++++ INPUT FOR THIS TASK

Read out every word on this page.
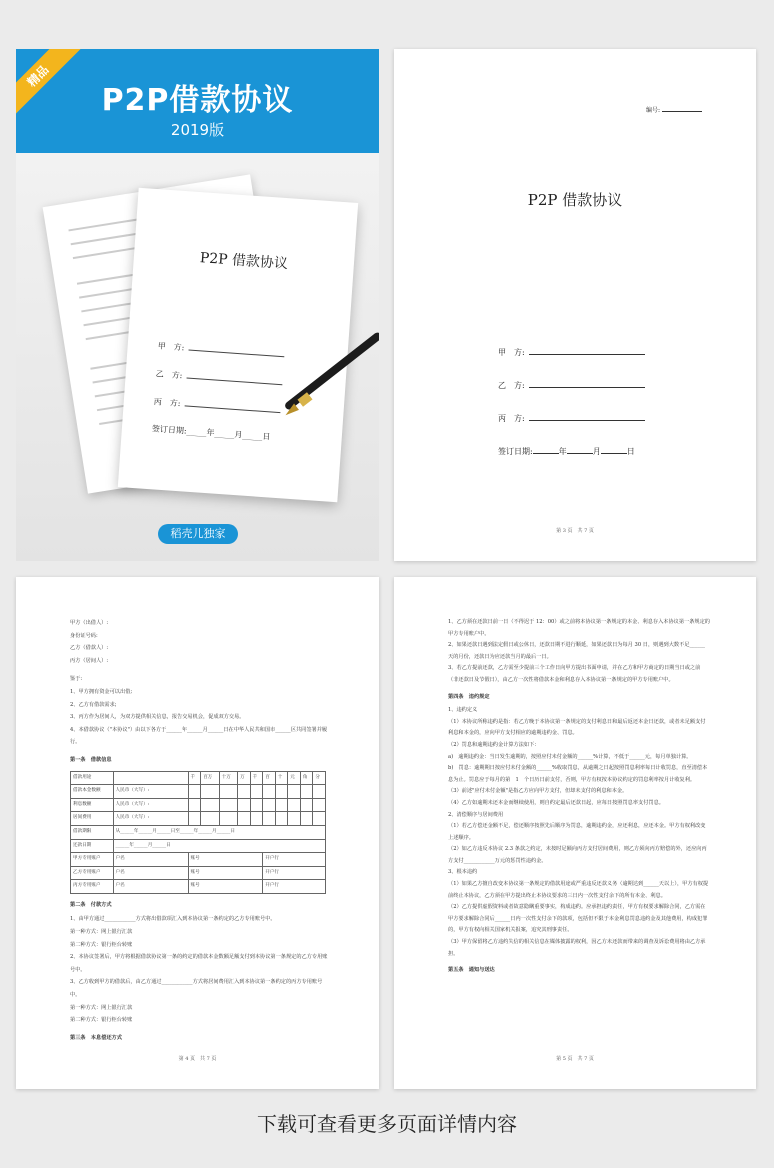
精品
P2P借款协议
2019版
P2P 借款协议
甲　方:
乙　方:
丙　方:
签订日期:_____年_____月_____日
稻壳儿独家
编号:
P2P 借款协议
甲　方:
乙　方:
丙　方:
签订日期:	年	月	日
第 3 页　共 7 页

甲方（出借人）:

身份证号码:

乙方（借款人）:

丙方（居间人）:

鉴于:

1、甲方拥有资金可以出借;

2、乙方有借款需求;

3、丙方作为居间人，为双方提供相关信息，报告交易机会，促成双方交易。

4、本借款协议（"本协议"）由以下各方于______年______月______日在中华人民共和国市______区共同签署并履行。

第一条　借款信息

借款用途		千	百万	十万	万	千	百	十	元	角	分
借款本金数额	人民币（大写）:										
利息数额	人民币（大写）:										
居间费用	人民币（大写）:										
借款期限	从______年______月______日至______年______月______日										
还款日期	______年______月______日										
甲方专用账户	户名	账号					开户行				
乙方专用账户	户名	账号					开户行				
丙方专用账户	户名	账号					开户行				

第二条　付款方式

1、由甲方通过____________方式将出借款项汇入到本协议第一条约定的乙方专用账号中。

第一种方式：网上银行汇款

第二种方式：银行柜台转账

2、本协议签署后，甲方将根据借款协议第一条的约定的借款本金数额足额支付到本协议第一条规定的乙方专用账号中。

3、乙方收到甲方的借款后，由乙方通过____________方式将居间费用汇入到本协议第一条约定的丙方专用账号中。

第一种方式：网上银行汇款

第二种方式：银行柜台转账

第三条　本息偿还方式

第 4 页　共 7 页

1、乙方须在还款日前一日（不得迟于 12：00）或之前将本协议第一条规定的本金、利息存入本协议第一条规定的甲方专用账户中。

2、如果还款日遇到法定假日或公休日，还款日期不进行顺延，如果还款日为每月 30 日，则遇到大数不足______天的月份，还款日为应还款当月的最后一日。

3、若乙方提前还款，乙方需至少提前三个工作日向甲方提出书面申请，并在乙方和甲方商定的日期当日或之前（非还款日及节假日），由乙方一次性将借款本金和利息存入本协议第一条规定的甲方专用账户中。

第四条　违约规定

1、违约定义

（1）本协议所称违约是指：若乙方晚于本协议第一条规定的支付利息日和最后返还本金日还款，或者未足额支付利息和本金的，应向甲方支付相应的逾期违约金、罚息。

（2）罚息和逾期违约金计算方法如下：

a)　逾期违约金：当日发生逾期的，按照应付未付金额的______%计算，不低于______元，每月单独计算。

b)　罚息：逾期期日按应付未付金额的______%收取罚息，从逾期之日起按照罚息利率每日计收罚息，直至清偿本息为止。罚息应于每月的第　1　个日历日前支付，否则，甲方有权按本协议约定的罚息利率按月计收复利。

（3）前述"应付未付金额"是指乙方应向甲方支付，但却未支付的利息和本金。

（4）乙方如逾期未还本金而继续使用，则自约定最后还款日起，应每日按照罚息率支付罚息。

2、清偿顺序与居间费用

（1）若乙方偿还金额不足，偿还顺序按照先后顺序为罚息，逾期违约金，应还利息，应还本金。甲方有权利改变上述顺序。

（2）如乙方违反本协议 2.3 条款之约定，未按时足额向丙方支付居间费用，则乙方须向丙方赔偿的外，还应向丙方支付____________万元的惩罚性违约金。

3、根本违约

（1）如果乙方擅自改变本协议第一条规定的借款用途或严重违反还款义务（逾期达到______天以上），甲方有权提前终止本协议，乙方须在甲方提出终止本协议要求的三日内一次性支付余下的所有本金、利息。

（2）乙方提供虚假资料或者故意隐瞒重要事实，构成违约。应承担违约责任，甲方有权要求解除合同，乙方需在甲方要求解除合同后______日内一次性支付余下的款项，包括但不限于本金利息罚息违约金及其他费用，构成犯罪的，甲方有权向相关国家机关报案，追究其刑事责任。

（3）甲方保留将乙方违约失信的相关信息在媒体披露的权利，因乙方未还款而带来的调查及诉讼费用将由乙方承担。

第五条　通知与送达

第 5 页　共 7 页
下载可查看更多页面详情内容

++++++++

[WHAT YOU SHOULD DO] Will you restate every entry word for word and omit the images?

[OUTPUT OF THE EXERCISE]
Read out every word on this page.
精品
P2P借款协议
2019版
P2P 借款协议
甲　方:
乙　方:
丙　方:
签订日期:_____年_____月_____日
稻壳儿独家
编号:
P2P 借款协议
甲　方:
乙　方:
丙　方:
签订日期:	年	月	日
第 3 页　共 7 页

甲方（出借人）:

身份证号码:

乙方（借款人）:

丙方（居间人）:

鉴于:

1、甲方拥有资金可以出借;

2、乙方有借款需求;

3、丙方作为居间人，为双方提供相关信息，报告交易机会，促成双方交易。

4、本借款协议（"本协议"）由以下各方于______年______月______日在中华人民共和国市______区共同签署并履行。

第一条　借款信息

借款用途		千	百万	十万	万	千	百	十	元	角	分
借款本金数额	人民币（大写）:										
利息数额	人民币（大写）:										
居间费用	人民币（大写）:										
借款期限	从______年______月______日至______年______月______日										
还款日期	______年______月______日										
甲方专用账户	户名	账号					开户行				
乙方专用账户	户名	账号					开户行				
丙方专用账户	户名	账号					开户行				

第二条　付款方式

1、由甲方通过____________方式将出借款项汇入到本协议第一条约定的乙方专用账号中。

第一种方式：网上银行汇款

第二种方式：银行柜台转账

2、本协议签署后，甲方将根据借款协议第一条的约定的借款本金数额足额支付到本协议第一条规定的乙方专用账号中。

3、乙方收到甲方的借款后，由乙方通过____________方式将居间费用汇入到本协议第一条约定的丙方专用账号中。

第一种方式：网上银行汇款

第二种方式：银行柜台转账

第三条　本息偿还方式

第 4 页　共 7 页

1、乙方须在还款日前一日（不得迟于 12：00）或之前将本协议第一条规定的本金、利息存入本协议第一条规定的甲方专用账户中。

2、如果还款日遇到法定假日或公休日，还款日期不进行顺延，如果还款日为每月 30 日，则遇到大数不足______天的月份，还款日为应还款当月的最后一日。

3、若乙方提前还款，乙方需至少提前三个工作日向甲方提出书面申请，并在乙方和甲方商定的日期当日或之前（非还款日及节假日），由乙方一次性将借款本金和利息存入本协议第一条规定的甲方专用账户中。

第四条　违约规定

1、违约定义

（1）本协议所称违约是指：若乙方晚于本协议第一条规定的支付利息日和最后返还本金日还款，或者未足额支付利息和本金的，应向甲方支付相应的逾期违约金、罚息。

（2）罚息和逾期违约金计算方法如下：

a)　逾期违约金：当日发生逾期的，按照应付未付金额的______%计算，不低于______元，每月单独计算。

b)　罚息：逾期期日按应付未付金额的______%收取罚息，从逾期之日起按照罚息利率每日计收罚息，直至清偿本息为止。罚息应于每月的第　1　个日历日前支付，否则，甲方有权按本协议约定的罚息利率按月计收复利。

（3）前述"应付未付金额"是指乙方应向甲方支付，但却未支付的利息和本金。

（4）乙方如逾期未还本金而继续使用，则自约定最后还款日起，应每日按照罚息率支付罚息。

2、清偿顺序与居间费用

（1）若乙方偿还金额不足，偿还顺序按照先后顺序为罚息，逾期违约金，应还利息，应还本金。甲方有权利改变上述顺序。

（2）如乙方违反本协议 2.3 条款之约定，未按时足额向丙方支付居间费用，则乙方须向丙方赔偿的外，还应向丙方支付____________万元的惩罚性违约金。

3、根本违约

（1）如果乙方擅自改变本协议第一条规定的借款用途或严重违反还款义务（逾期达到______天以上），甲方有权提前终止本协议，乙方须在甲方提出终止本协议要求的三日内一次性支付余下的所有本金、利息。

（2）乙方提供虚假资料或者故意隐瞒重要事实，构成违约。应承担违约责任，甲方有权要求解除合同，乙方需在甲方要求解除合同后______日内一次性支付余下的款项，包括但不限于本金利息罚息违约金及其他费用，构成犯罪的，甲方有权向相关国家机关报案，追究其刑事责任。

（3）甲方保留将乙方违约失信的相关信息在媒体披露的权利，因乙方未还款而带来的调查及诉讼费用将由乙方承担。

第五条　通知与送达

第 5 页　共 7 页
下载可查看更多页面详情内容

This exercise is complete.